Extracted entries =
===
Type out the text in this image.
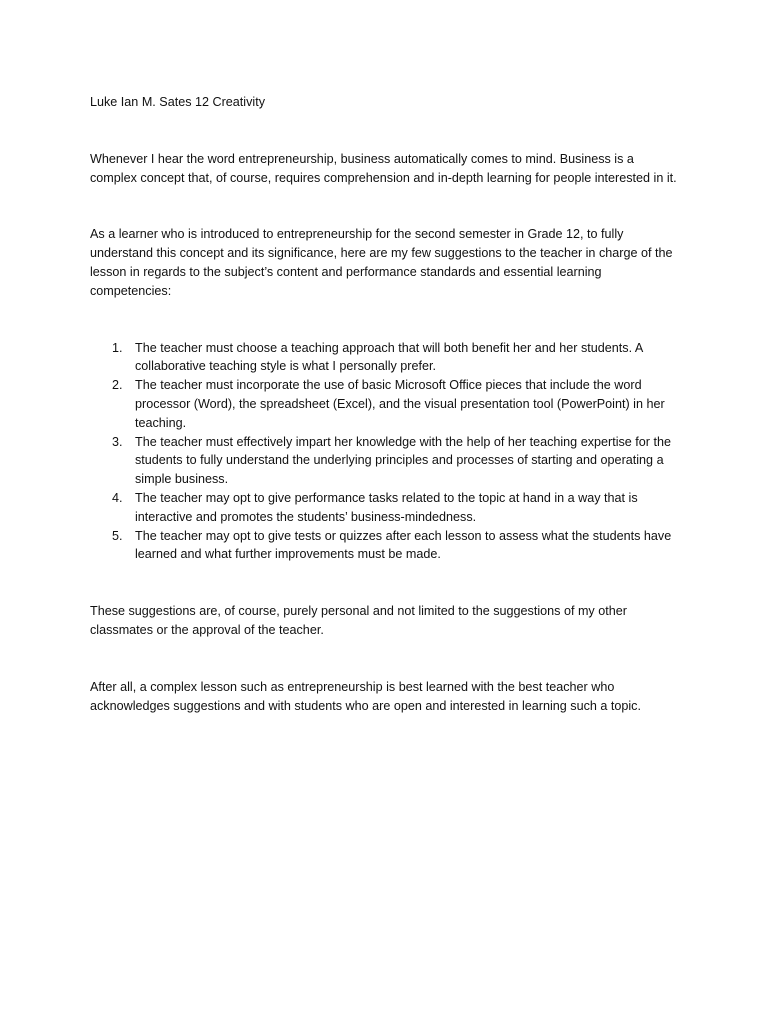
Luke Ian M. Sates 12 Creativity

Whenever I hear the word entrepreneurship, business automatically comes to mind. Business is a complex concept that, of course, requires comprehension and in-depth learning for people interested in it.

As a learner who is introduced to entrepreneurship for the second semester in Grade 12, to fully understand this concept and its significance, here are my few suggestions to the teacher in charge of the lesson in regards to the subject’s content and performance standards and essential learning competencies:

1. The teacher must choose a teaching approach that will both benefit her and her students. A collaborative teaching style is what I personally prefer.
2. The teacher must incorporate the use of basic Microsoft Office pieces that include the word processor (Word), the spreadsheet (Excel), and the visual presentation tool (PowerPoint) in her teaching.
3. The teacher must effectively impart her knowledge with the help of her teaching expertise for the students to fully understand the underlying principles and processes of starting and operating a simple business.
4. The teacher may opt to give performance tasks related to the topic at hand in a way that is interactive and promotes the students’ business-mindedness.
5. The teacher may opt to give tests or quizzes after each lesson to assess what the students have learned and what further improvements must be made.

These suggestions are, of course, purely personal and not limited to the suggestions of my other classmates or the approval of the teacher.

After all, a complex lesson such as entrepreneurship is best learned with the best teacher who acknowledges suggestions and with students who are open and interested in learning such a topic.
===
Task instructions = Leave the pictures out, and transcribe each of the records exactly.

Result for this exercise =
Type out the text in this image.
Luke Ian M. Sates 12 Creativity

Whenever I hear the word entrepreneurship, business automatically comes to mind. Business is a complex concept that, of course, requires comprehension and in-depth learning for people interested in it.

As a learner who is introduced to entrepreneurship for the second semester in Grade 12, to fully understand this concept and its significance, here are my few suggestions to the teacher in charge of the lesson in regards to the subject’s content and performance standards and essential learning competencies:

1. The teacher must choose a teaching approach that will both benefit her and her students. A collaborative teaching style is what I personally prefer.
2. The teacher must incorporate the use of basic Microsoft Office pieces that include the word processor (Word), the spreadsheet (Excel), and the visual presentation tool (PowerPoint) in her teaching.
3. The teacher must effectively impart her knowledge with the help of her teaching expertise for the students to fully understand the underlying principles and processes of starting and operating a simple business.
4. The teacher may opt to give performance tasks related to the topic at hand in a way that is interactive and promotes the students’ business-mindedness.
5. The teacher may opt to give tests or quizzes after each lesson to assess what the students have learned and what further improvements must be made.

These suggestions are, of course, purely personal and not limited to the suggestions of my other classmates or the approval of the teacher.

After all, a complex lesson such as entrepreneurship is best learned with the best teacher who acknowledges suggestions and with students who are open and interested in learning such a topic.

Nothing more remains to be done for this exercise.